-- Given task --
Search the records for the word "Wyświetla" and pick out every line that has it.
-- START Recorded information --
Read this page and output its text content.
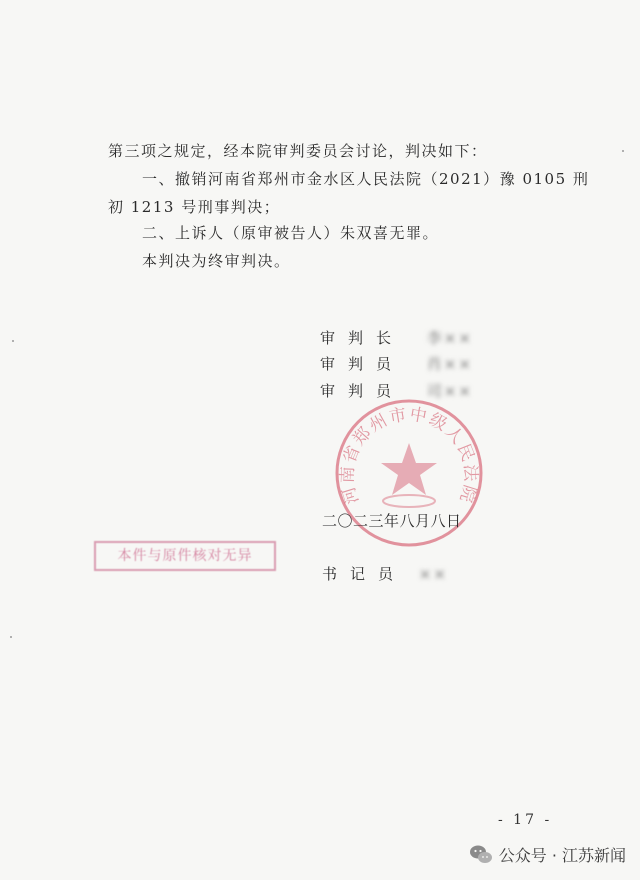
第三项之规定，经本院审判委员会讨论，判决如下：
一、撤销河南省郑州市金水区人民法院（2021）豫 0105 刑
初 1213 号刑事判决；
二、上诉人（原审被告人）朱双喜无罪。
本判决为终审判决。
审判长 李××
审判员 肖××
审判员 司××
河南省郑州市中级人民法院
二〇二三年八月八日
本件与原件核对无异
书记员 ××
- 17 -
公众号 · 江苏新闻
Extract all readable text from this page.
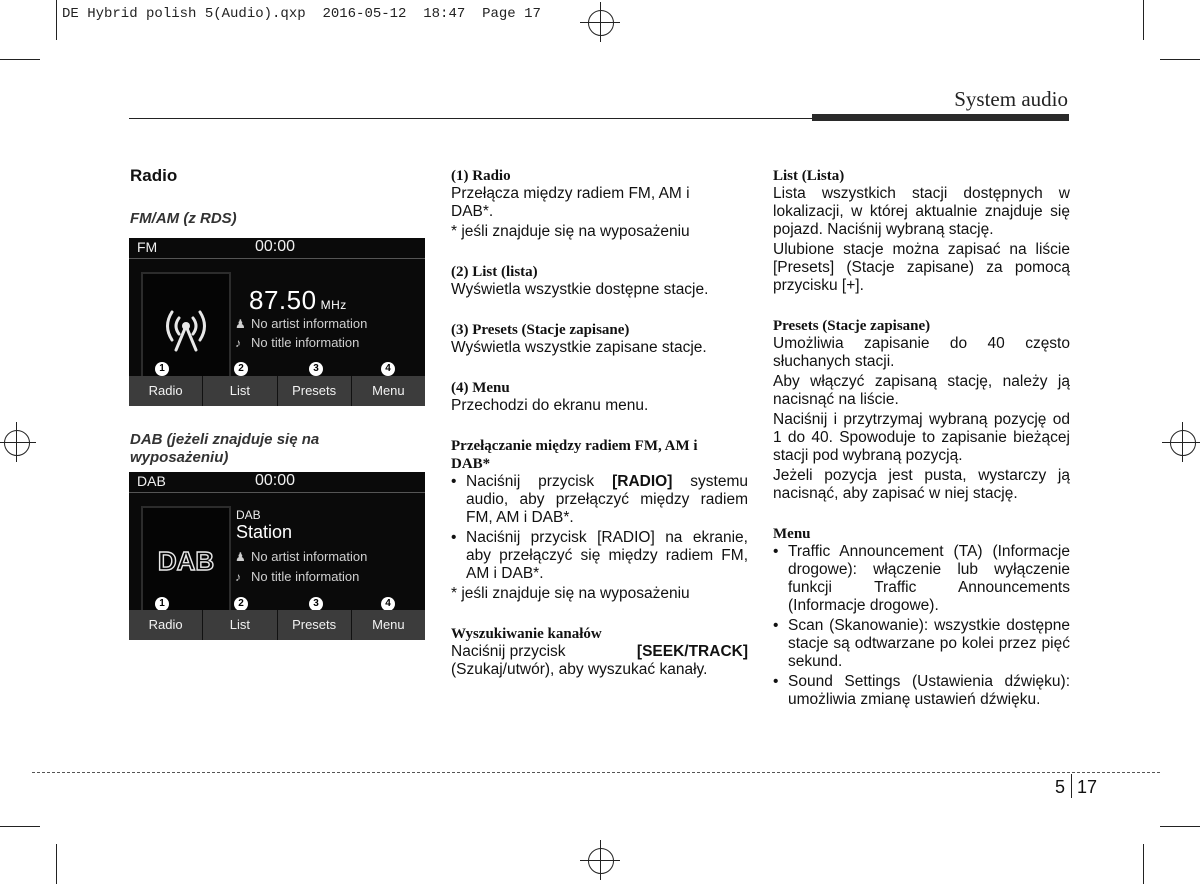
DE Hybrid polish 5(Audio).qxp  2016-05-12  18:47  Page 17
System audio
Radio
FM/AM (z RDS)
FM	00:00
87.50 MHz
♟ No artist information
♪ No title information
1	2	3	4
Radio	List	Presets	Menu
DAB (jeżeli znajduje się na
wyposażeniu)
DAB	00:00
DAB
DAB
Station
♟ No artist information
♪ No title information
1	2	3	4
Radio	List	Presets	Menu
(1) Radio

Przełącza między radiem FM, AM i

DAB*.

* jeśli znajduje się na wyposażeniu

(2) List (lista)

Wyświetla wszystkie dostępne stacje.

(3) Presets (Stacje zapisane)

Wyświetla wszystkie zapisane stacje.

(4) Menu

Przechodzi do ekranu menu.

Przełączanie między radiem FM, AM i
DAB*
• Naciśnij przycisk [RADIO] systemu audio, aby przełączyć między radiem FM, AM i DAB*.
• Naciśnij przycisk [RADIO] na ekranie, aby przełączyć się między radiem FM, AM i DAB*.

* jeśli znajduje się na wyposażeniu

Wyszukiwanie kanałów

Naciśnij przycisk	[SEEK/TRACK]

(Szukaj/utwór), aby wyszukać kanały.

List (Lista)

Lista wszystkich stacji dostępnych w lokalizacji, w której aktualnie znajduje się pojazd. Naciśnij wybraną stację.

Ulubione stacje można zapisać na liście [Presets] (Stacje zapisane) za pomocą przycisku [+].

Presets (Stacje zapisane)

Umożliwia zapisanie do 40 często słuchanych stacji.

Aby włączyć zapisaną stację, należy ją nacisnąć na liście.

Naciśnij i przytrzymaj wybraną pozycję od 1 do 40. Spowoduje to zapisanie bieżącej stacji pod wybraną pozycją.

Jeżeli pozycja jest pusta, wystarczy ją nacisnąć, aby zapisać w niej stację.

Menu
• Traffic Announcement (TA) (Informacje drogowe): włączenie lub wyłączenie funkcji Traffic Announcements (Informacje drogowe).
• Scan (Skanowanie): wszystkie dostępne stacje są odtwarzane po kolei przez pięć sekund.
• Sound Settings (Ustawienia dźwięku): umożliwia zmianę ustawień dźwięku.
5 17
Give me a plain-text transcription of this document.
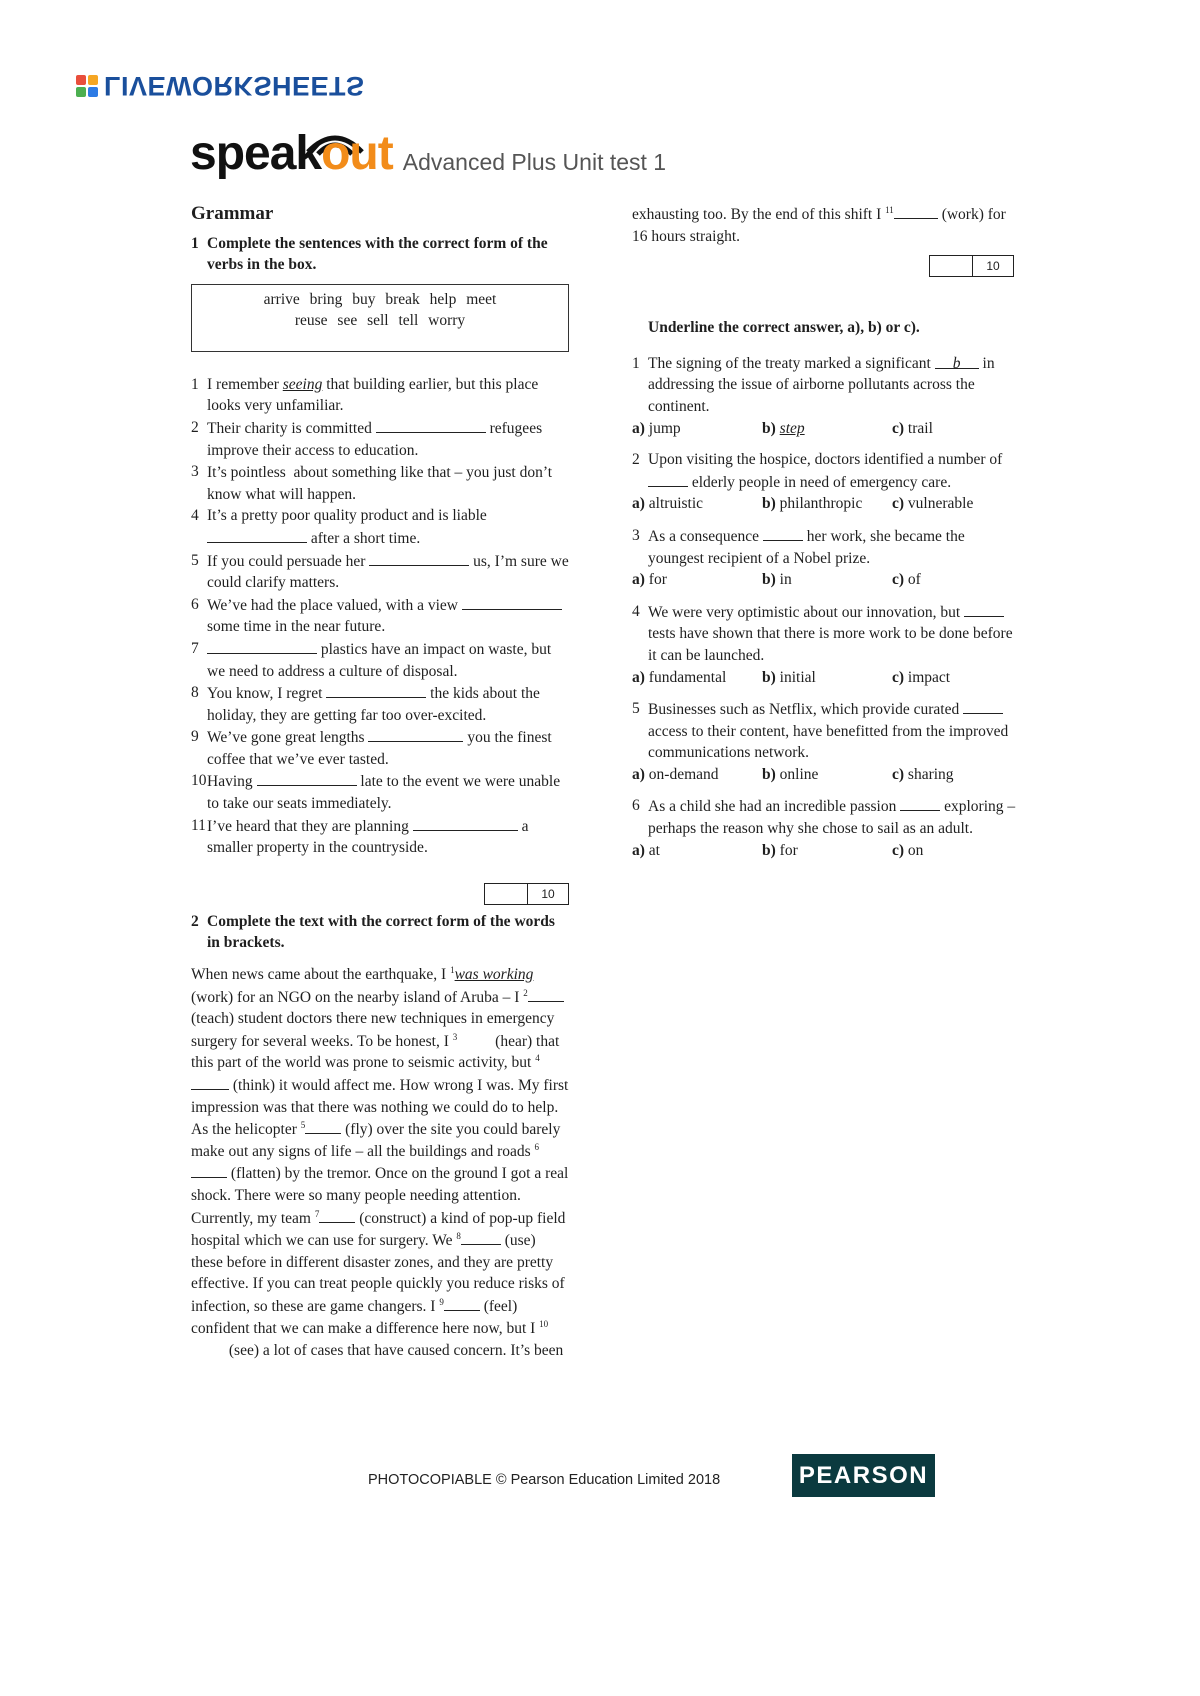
LIVEWORKSHEETS
speak out Advanced Plus Unit test 1
Grammar
1 Complete the sentences with the correct form of the verbs in the box.
arrive bring buy break help meet
reuse see sell tell worry
1 I remember seeing that building earlier, but this place looks very unfamiliar.
2 Their charity is committed	refugees improve their access to education.
3 It’s pointless  about something like that – you just don’t know what will happen.
4 It’s a pretty poor quality product and is liable  after a short time.
5 If you could persuade her	us, I’m sure we could clarify matters.
6 We’ve had the place valued, with a view  some time in the near future.
7	plastics have an impact on waste, but we need to address a culture of disposal.
8 You know, I regret	the kids about the holiday, they are getting far too over-excited.
9 We’ve gone great lengths	you the finest coffee that we’ve ever tasted.
10 Having	late to the event we were unable to take our seats immediately.
11 I’ve heard that they are planning	a smaller property in the countryside.
10
2 Complete the text with the correct form of the words in brackets.
When news came about the earthquake, I $^1$was working (work) for an NGO on the nearby island of Aruba – I $^2$ (teach) student doctors there new techniques in emergency surgery for several weeks. To be honest, I $^3$ (hear) that this part of the world was prone to seismic activity, but $^4$ (think) it would affect me. How wrong I was. My first impression was that there was nothing we could do to help. As the helicopter $^5$ (fly) over the site you could barely make out any signs of life – all the buildings and roads $^6$ (flatten) by the tremor. Once on the ground I got a real shock. There were so many people needing attention. Currently, my team $^7$ (construct) a kind of pop-up field hospital which we can use for surgery. We $^8$	(use) these before in different disaster zones, and they are pretty effective. If you can treat people quickly you reduce risks of infection, so these are game changers. I $^9$ (feel) confident that we can make a difference here now, but I $^{10}$ (see) a lot of cases that have caused concern. It’s been
exhausting too. By the end of this shift I $^{11}$	(work) for 16 hours straight.
10
Underline the correct answer, a), b) or c).
1 The signing of the treaty marked a significant b in addressing the issue of airborne pollutants across the continent.
a) jump	b) step	c) trail
2 Upon visiting the hospice, doctors identified a number of  elderly people in need of emergency care.
a) altruistic	b) philanthropic	c) vulnerable
3 As a consequence	her work, she became the youngest recipient of a Nobel prize.
a) for	b) in	c) of
4 We were very optimistic about our innovation, but  tests have shown that there is more work to be done before it can be launched.
a) fundamental	b) initial	c) impact
5 Businesses such as Netflix, which provide curated  access to their content, have benefitted from the improved communications network.
a) on-demand	b) online	c) sharing
6 As a child she had an incredible passion	exploring – perhaps the reason why she chose to sail as an adult.
a) at	b) for	c) on
PHOTOCOPIABLE © Pearson Education Limited 2018	PEARSON
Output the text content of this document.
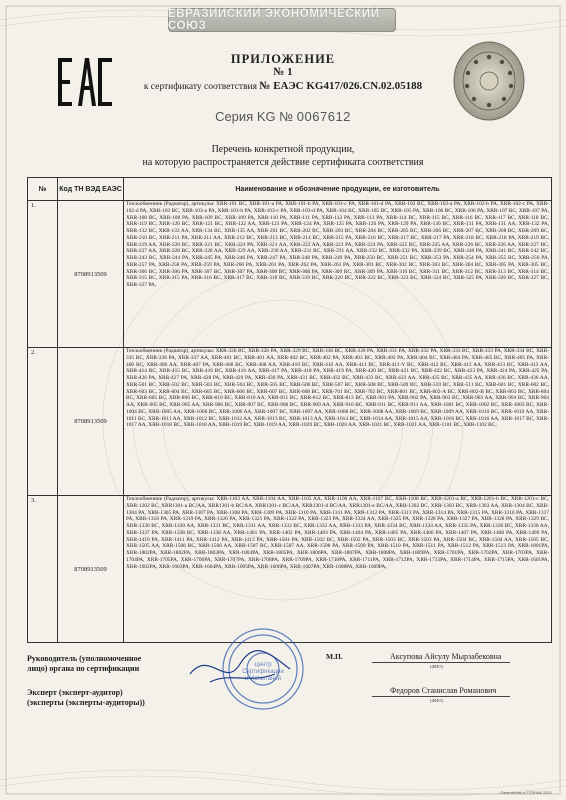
ЕВРАЗИЙСКИЙ ЭКОНОМИЧЕСКИЙ СОЮЗ
ПРИЛОЖЕНИЕ
№ 1
к сертификату соответствия № ЕАЭС KG417/026.CN.02.05188
Серия KG № 0067612
Перечень конкретной продукции,
на которую распространяется действие сертификата соответствия
№	Код ТН ВЭД ЕАЭС	Наименование и обозначение продукции, ее изготовитель
1.	8708913509	Теплообменник (Радиатор), артикулы: XRR-101 BC, XRR-101-a PA, XRR-101-b PA, XRR-101-c PA, XRR-101-d PA, XRR-102 BC, XRR-102-a PA, XRR-102-b PA, XRR-102-c PA, XRR-102-d PA, XRR-103 BC, XRR-103-a PA, XRR-103-b PA, XRR-103-c PA, XRR-103-d PA, XRR-104 BC, XRR-105 BC, XRR-105 PA, XRR-106 BC, XRR-106 PA, XRR-107 BC, XRR-107 PA, XRR-108 BC, XRR-108 PA, XRR-109 BC, XRR-109 PA, XRR-110 PA, XRR-111 PA, XRR-112 PA, XRR-113 PA, XRR-114 BC, XRR-115 BC, XRR-116 BC, XRR-117 BC, XRR-118 BC, XRR-119 BC, XRR-120 BC, XRR-121 BC, XRR-122 AA, XRR-123 PA, XRR-124 PA, XRR-125 PA, XRR-126 PA, XRR-129 PA, XRR-130 BC, XRR-131 PA, XRR-131 AA, XRR-132 PA, XRR-132 BC, XRR-133 AA, XRR-134 BC, XRR-135 AA, XRR-201 BC, XRR-202 BC, XRR-203 BC, XRR-204 BC, XRR-205 BC, XRR-206 BC, XRR-207 BC, XRR-208 BC, XRR-209 BC, XRR-210 BC, XRR-211 PA, XRR-211 AA, XRR-212 BC, XRR-213 BC, XRR-214 BC, XRR-215 PA, XRR-216 BC, XRR-217 BC, XRR-217 PA, XRR-218 BC, XRR-218 PA, XRR-219 BC, XRR-219 AA, XRR-220 BC, XRR-221 BC, XRR-221 PA, XRR-221 AA, XRR-222 AA, XRR-223 PA, XRR-224 PA, XRR-225 BC, XRR-225 AA, XRR-226 BC, XRR-226 AA, XRR-227 BC, XRR-227 AA, XRR-228 BC, XRR-228 AA, XRR-229 AA, XRR-230 AA, XRR-231 BC, XRR-231 AA, XRR-232 BC, XRR-232 PA, XRR-239 BC, XRR-240 PA, XRR-241 BC, XRR-242 BC, XRR-243 BC, XRR-244 PA, XRR-245 PA, XRR-246 PA, XRR-247 PA, XRR-248 PA, XRR-249 PA, XRR-250 BC, XRR-251 BC, XRR-253 PA, XRR-254 PA, XRR-255 BC, XRR-256 PA, XRR-257 PA, XRR-258 PA, XRR-259 PA, XRR-260 PA, XRR-261 PA, XRR-262 PA, XRR-263 PA, XRR-301 BC, XRR-302 BC, XRR-303 BC, XRR-304 BC, XRR-305 PA, XRR-305 BC, XRR-306 BC, XRR-306 PA, XRR-307 BC, XRR-307 PA, XRR-308 BC, XRR-308 PA, XRR-309 BC, XRR-309 PA, XRR-310 BC, XRR-311 BC, XRR-312 BC, XRR-313 BC, XRR-314 BC, XRR-315 BC, XRR-315 PA, XRR-316 BC, XRR-317 BC, XRR-318 BC, XRR-319 BC, XRR-320 BC, XRR-322 BC, XRR-323 BC, XRR-324 BC, XRR-325 PA, XRR-326 BC, XRR-327 BC, XRR-327 PA,

2.	8708913509	Теплообменник (Радиатор), артикулы: XRR-328 BC, XRR-328 PA, XRR-329 BC, XRR-330 BC, XRR-330 PA, XRR-331 PA, XRR-332 PA, XRR-333 BC, XRR-333 PA, XRR-334 BC, XRR-335 BC, XRR-336 PA, XRR-337 AA, XRR-401 BC, XRR-401 AA, XRR-402 BC, XRR-402 PA, XRR-403 BC, XRR-403 PA, XRR-404 BC, XRR-404 PA, XRR-405 BC, XRR-405 PA, XRR-406 BC, XRR-406 AA, XRR-407 PA, XRR-408 BC, XRR-408 AA, XRR-410 BC, XRR-410 AA, XRR-411 BC, XRR-411-Y BC, XRR-412 BC, XRR-412 AA, XRR-413 BC, XRR-413 AA, XRR-414 BC, XRR-415 BC, XRR-416 BC, XRR-416 AA, XRR-417 PA, XRR-418 PA, XRR-419 PA, XRR-420 BC, XRR-421 BC, XRR-422 BC, XRR-423 PA, XRR-424 PA, XRR-425 PA, XRR-426 PA, XRR-427 PA, XRR-428 PA, XRR-429 PA, XRR-430 PA, XRR-431 BC, XRR-432 BC, XRR-433 BC, XRR-433 AA, XRR-435 BC, XRR-435 AA, XRR-436 BC, XRR-436 AA, XRR-501 BC, XRR-502 BC, XRR-503 BC, XRR-504 BC, XRR-505 BC, XRR-506 BC, XRR-507 BC, XRR-508 BC, XRR-509 BC, XRR-510 BC, XRR-511 BC, XRR-601 BC, XRR-602 BC, XRR-603 BC, XRR-604 BC, XRR-605 BC, XRR-606 BC, XRR-607 BC, XRR-608 BC, XRR-701 BC, XRR-702 BC, XRR-801 BC, XRR-802-A BC, XRR-802-B BC, XRR-803 BC, XRR-804 BC, XRR-805 BC, XRR-806 BC, XRR-810 BC, XRR-810 AA, XRR-811 BC, XRR-812 BC, XRR-813 BC, XRR-901 PA, XRR-902 PA, XRR-903 BC, XRR-903 AA, XRR-904 BC, XRR-904 AA, XRR-905 BC, XRR-905 AA, XRR-906 BC, XRR-907 BC, XRR-908 BC, XRR-909 AA, XRR-910 BC, XRR-911 BC, XRR-911 AA, XRR-1001 BC, XRR-1002 BC, XRR-1003 BC, XRR-1004 BC, XRR-1005 AA, XRR-1006 BC, XRR-1006 AA, XRR-1007 BC, XRR-1007 AA, XRR-1008 BC, XRR-1008 AA, XRR-1009 BC, XRR-1009 AA, XRR-1010 BC, XRR-1010 AA, XRR-1011 BC, XRR-1011 AA, XRR-1012 BC, XRR-1012 AA, XRR-1013 BC, XRR-1013 AA, XRR-1014 BC, XRR-1014 AA, XRR-1015 AA, XRR-1016 BC, XRR-1016 AA, XRR-1017 BC, XRR-1017 AA, XRR-1018 BC, XRR-1018 AA, XRR-1019 BC, XRR-1019 AA, XRR-1020 BC, XRR-1020 AA, XRR-1021 BC, XRR-1021 AA, XRR-1101 BC, XRR-1102 BC,

3.	8708913509	Теплообменник (Радиатор), артикулы: XRR-1103 AA, XRR-1104 AA, XRR-1105 AA, XRR-1106 AA, XRR-1107 BC, XRR-1108 BC, XRR-1201-a BC, XRR-1201-b BC, XRR-1201-c BC, XRR-1202 BC, XRR1301-a BC/AA, XRR1301-b BC/AA, XRR1301-c BC/AA, XRR1301-d BC/AA, XRR1301-e BC/AA, XRR-1302 BC, XRR-1303 BC, XRR-1303 AA, XRR-1304 BC, XRR-1304 PA, XRR-1305 PA, XRR-1307 PA, XRR-1308 PA, XRR-1309 PA, XRR-1310 PA, XRR-1311 PA, XRR-1312 PA, XRR-1313 PA, XRR-1314 PA, XRR-1315 PA, XRR-1316 PA, XRR-1317 PA, XRR-1318 PA, XRR-1319 PA, XRR-1320 PA, XRR-1321 PA, XRR-1322 PA, XRR-1323 PA, XRR-1324 AA, XRR-1325 PA, XRR-1326 PA, XRR-1327 PA, XRR-1328 PA, XRR-1329 BC, XRR-1330 BC, XRR-1330 AA, XRR-1331 BC, XRR-1331 AA, XRR-1332 BC, XRR-1332 AA, XRR-1333 PA, XRR-1334 BC, XRR-1334 AA, XRR-1335 PA, XRR-1336 BC, XRR-1336 AA, XRR-1337 PA, XRR-1338 BC, XRR-1338 AA, XRR-1401 PA, XRR-1402 PA, XRR-1403 PA, XRR-1404 PA, XRR-1405 PA, XRR-1406 PA, XRR-1407 PA, XRR-1408 PA, XRR-1409 PA, XRR-1410 PA, XRR-1411 PA, XRR-1412 PA, XRR-1413 PA, XRR-1501 PA, XRR-1502 BC, XRR-1502 PA, XRR-1503 BC, XRR-1503 PA, XRR-1504 BC, XRR-1504 AA, XRR-1505 BC, XRR-1505 AA, XRR-1506 BC, XRR-1506 AA, XRR-1507 BC, XRR-1507 AA, XRR-1508 PA, XRR-1509 PA, XRR-1510 PA, XRR-1511 PA, XRR-1512 PA, XRR-1513 PA, XRR-1801PA, XRR-1802PA, XRR-1802PA, XRR-1803PA, XRR-1804PA, XRR-1805PA, XRR-1806PA, XRR-1807PA, XRR-1808PA, XRR-1809PA, XRR-1701PA, XRR-1702PA, XRR-1703PA, XRR-1704PA, XRR-1705PA, XRR-1706PA, XRR-1707PA, XRR-1708PA, XRR-1709PA, XRR-1710PA, XRR-1711PA, XRR-1712PA, XRR-1713PA, XRR-1714PA, XRR-1715PA, XRR-1601PA, XRR-1602PA, XRR-1603PA, XRR-1604PA, XRR-1605PA, XRR-1606PA, XRR-1607PA, XRR-1608PA, XRR-1609PA,
Руководитель (уполномоченное
лицо) органа по сертификации
Эксперт (эксперт-аудитор)
(эксперты (эксперты-аудиторы))
Центр
Сертификации
и Испытаний
М.П.	Аксупова Айсулу Мырзабековна
(ФИО)
Федоров Станислав Романович
(ФИО)
Отпечатано в ГОЗНАК 2021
-- END Recorded information --
-- Correct output --
Wyświetla wszystkie dostępne stacje.
Wyświetla wszystkie zapisane stacje.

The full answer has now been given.